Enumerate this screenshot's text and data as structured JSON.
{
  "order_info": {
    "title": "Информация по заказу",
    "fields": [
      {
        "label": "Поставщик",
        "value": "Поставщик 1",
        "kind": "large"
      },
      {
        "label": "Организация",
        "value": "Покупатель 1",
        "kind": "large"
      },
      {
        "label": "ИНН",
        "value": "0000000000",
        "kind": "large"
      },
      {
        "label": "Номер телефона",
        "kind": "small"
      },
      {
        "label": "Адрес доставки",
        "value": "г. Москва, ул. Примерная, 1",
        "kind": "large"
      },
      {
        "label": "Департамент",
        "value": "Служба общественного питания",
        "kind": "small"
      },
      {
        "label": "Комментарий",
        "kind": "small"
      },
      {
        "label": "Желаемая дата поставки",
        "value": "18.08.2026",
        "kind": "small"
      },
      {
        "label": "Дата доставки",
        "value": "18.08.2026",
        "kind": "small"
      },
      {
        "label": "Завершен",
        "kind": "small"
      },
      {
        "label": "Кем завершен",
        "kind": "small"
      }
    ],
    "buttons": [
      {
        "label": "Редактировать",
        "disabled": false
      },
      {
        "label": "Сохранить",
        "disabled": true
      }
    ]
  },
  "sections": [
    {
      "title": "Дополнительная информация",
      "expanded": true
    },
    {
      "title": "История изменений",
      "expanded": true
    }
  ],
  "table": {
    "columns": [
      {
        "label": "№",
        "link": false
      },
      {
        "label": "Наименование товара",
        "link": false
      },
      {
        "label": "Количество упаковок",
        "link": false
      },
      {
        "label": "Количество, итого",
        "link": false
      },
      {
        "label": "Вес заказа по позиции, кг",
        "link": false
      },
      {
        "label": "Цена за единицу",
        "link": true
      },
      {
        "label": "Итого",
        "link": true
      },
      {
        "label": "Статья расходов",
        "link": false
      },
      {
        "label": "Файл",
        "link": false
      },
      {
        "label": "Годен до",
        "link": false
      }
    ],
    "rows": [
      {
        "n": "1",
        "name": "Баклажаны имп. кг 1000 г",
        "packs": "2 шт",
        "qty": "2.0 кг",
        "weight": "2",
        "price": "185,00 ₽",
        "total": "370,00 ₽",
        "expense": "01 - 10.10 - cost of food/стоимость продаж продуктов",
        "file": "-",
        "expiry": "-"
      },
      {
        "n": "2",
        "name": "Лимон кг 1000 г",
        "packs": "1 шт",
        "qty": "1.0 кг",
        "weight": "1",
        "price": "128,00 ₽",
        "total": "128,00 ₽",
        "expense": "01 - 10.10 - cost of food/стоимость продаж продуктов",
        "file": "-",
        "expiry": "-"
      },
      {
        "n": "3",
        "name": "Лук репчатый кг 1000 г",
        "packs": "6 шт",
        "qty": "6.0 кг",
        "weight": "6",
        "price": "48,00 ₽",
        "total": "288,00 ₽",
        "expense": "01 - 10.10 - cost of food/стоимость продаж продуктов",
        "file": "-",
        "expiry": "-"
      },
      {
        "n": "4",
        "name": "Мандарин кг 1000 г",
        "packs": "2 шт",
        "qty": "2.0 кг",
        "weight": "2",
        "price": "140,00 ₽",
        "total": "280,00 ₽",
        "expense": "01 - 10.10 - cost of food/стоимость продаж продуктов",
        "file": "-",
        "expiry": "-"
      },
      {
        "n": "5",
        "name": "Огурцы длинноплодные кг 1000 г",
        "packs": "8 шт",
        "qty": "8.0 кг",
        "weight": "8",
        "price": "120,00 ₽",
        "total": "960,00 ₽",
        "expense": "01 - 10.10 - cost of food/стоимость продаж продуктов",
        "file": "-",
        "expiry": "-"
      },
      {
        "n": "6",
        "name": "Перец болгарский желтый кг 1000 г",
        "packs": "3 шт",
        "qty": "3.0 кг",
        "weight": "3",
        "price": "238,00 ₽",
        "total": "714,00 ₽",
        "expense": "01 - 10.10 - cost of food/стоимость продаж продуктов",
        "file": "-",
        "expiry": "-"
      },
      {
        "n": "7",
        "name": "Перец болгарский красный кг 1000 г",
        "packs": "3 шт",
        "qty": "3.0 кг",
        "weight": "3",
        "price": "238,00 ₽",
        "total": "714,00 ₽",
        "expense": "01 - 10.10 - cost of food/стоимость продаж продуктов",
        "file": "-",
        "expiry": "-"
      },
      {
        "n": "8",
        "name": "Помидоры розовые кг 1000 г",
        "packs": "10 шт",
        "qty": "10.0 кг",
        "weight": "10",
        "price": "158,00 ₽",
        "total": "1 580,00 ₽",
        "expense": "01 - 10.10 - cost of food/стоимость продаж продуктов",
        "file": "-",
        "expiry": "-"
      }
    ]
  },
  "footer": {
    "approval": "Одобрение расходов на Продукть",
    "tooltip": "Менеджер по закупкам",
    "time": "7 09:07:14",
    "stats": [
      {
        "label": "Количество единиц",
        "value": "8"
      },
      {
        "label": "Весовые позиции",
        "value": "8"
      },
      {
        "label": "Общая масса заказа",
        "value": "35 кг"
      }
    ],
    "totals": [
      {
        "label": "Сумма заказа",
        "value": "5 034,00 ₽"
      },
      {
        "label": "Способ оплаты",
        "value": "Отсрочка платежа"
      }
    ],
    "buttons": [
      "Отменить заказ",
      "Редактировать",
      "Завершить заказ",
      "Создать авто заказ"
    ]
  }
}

-------------------------

Problem requirements
Filter the records for lines holding the string "price". Copy each one.

Solution to this task
        "price": "185,00 ₽",
        "price": "128,00 ₽",
        "price": "48,00 ₽",
        "price": "140,00 ₽",
        "price": "120,00 ₽",
        "price": "238,00 ₽",
        "price": "238,00 ₽",
        "price": "158,00 ₽",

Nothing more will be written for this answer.